(Figure record extracts)

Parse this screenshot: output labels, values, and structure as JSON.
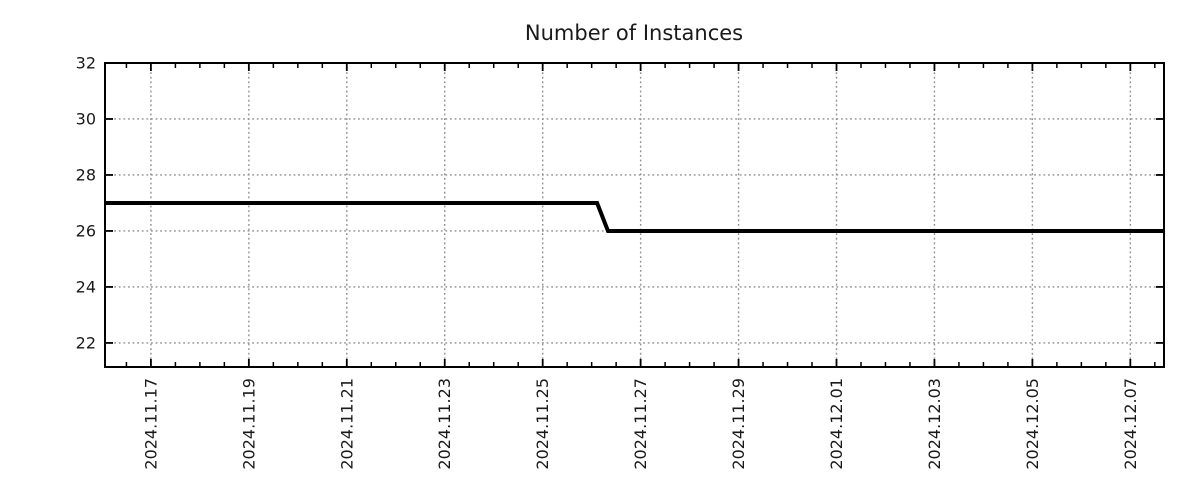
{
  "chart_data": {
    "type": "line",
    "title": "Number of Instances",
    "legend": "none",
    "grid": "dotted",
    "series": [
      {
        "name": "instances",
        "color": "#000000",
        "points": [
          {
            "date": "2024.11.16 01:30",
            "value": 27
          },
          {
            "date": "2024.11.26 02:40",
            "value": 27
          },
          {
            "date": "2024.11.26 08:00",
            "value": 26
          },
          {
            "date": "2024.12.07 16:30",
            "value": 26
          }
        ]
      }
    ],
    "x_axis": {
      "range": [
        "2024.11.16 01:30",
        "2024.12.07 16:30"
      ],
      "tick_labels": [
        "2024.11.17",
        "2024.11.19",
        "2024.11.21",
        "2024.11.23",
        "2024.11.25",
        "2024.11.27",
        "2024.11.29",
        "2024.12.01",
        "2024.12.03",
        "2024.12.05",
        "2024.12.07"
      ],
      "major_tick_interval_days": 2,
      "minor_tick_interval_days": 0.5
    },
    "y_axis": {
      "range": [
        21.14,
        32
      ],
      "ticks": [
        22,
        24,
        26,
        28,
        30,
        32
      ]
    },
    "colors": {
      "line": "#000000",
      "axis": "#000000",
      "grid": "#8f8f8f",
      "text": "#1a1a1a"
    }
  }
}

▶ [Instruction]
Retype every record above exactly as written, but leave out the pictures.

▶ [Exercise response]
Parse this screenshot: output labels, values, and structure as JSON.
{
  "chart_data": {
    "type": "line",
    "title": "Number of Instances",
    "legend": "none",
    "grid": "dotted",
    "series": [
      {
        "name": "instances",
        "color": "#000000",
        "points": [
          {
            "date": "2024.11.16 01:30",
            "value": 27
          },
          {
            "date": "2024.11.26 02:40",
            "value": 27
          },
          {
            "date": "2024.11.26 08:00",
            "value": 26
          },
          {
            "date": "2024.12.07 16:30",
            "value": 26
          }
        ]
      }
    ],
    "x_axis": {
      "range": [
        "2024.11.16 01:30",
        "2024.12.07 16:30"
      ],
      "tick_labels": [
        "2024.11.17",
        "2024.11.19",
        "2024.11.21",
        "2024.11.23",
        "2024.11.25",
        "2024.11.27",
        "2024.11.29",
        "2024.12.01",
        "2024.12.03",
        "2024.12.05",
        "2024.12.07"
      ],
      "major_tick_interval_days": 2,
      "minor_tick_interval_days": 0.5
    },
    "y_axis": {
      "range": [
        21.14,
        32
      ],
      "ticks": [
        22,
        24,
        26,
        28,
        30,
        32
      ]
    },
    "colors": {
      "line": "#000000",
      "axis": "#000000",
      "grid": "#8f8f8f",
      "text": "#1a1a1a"
    }
  }
}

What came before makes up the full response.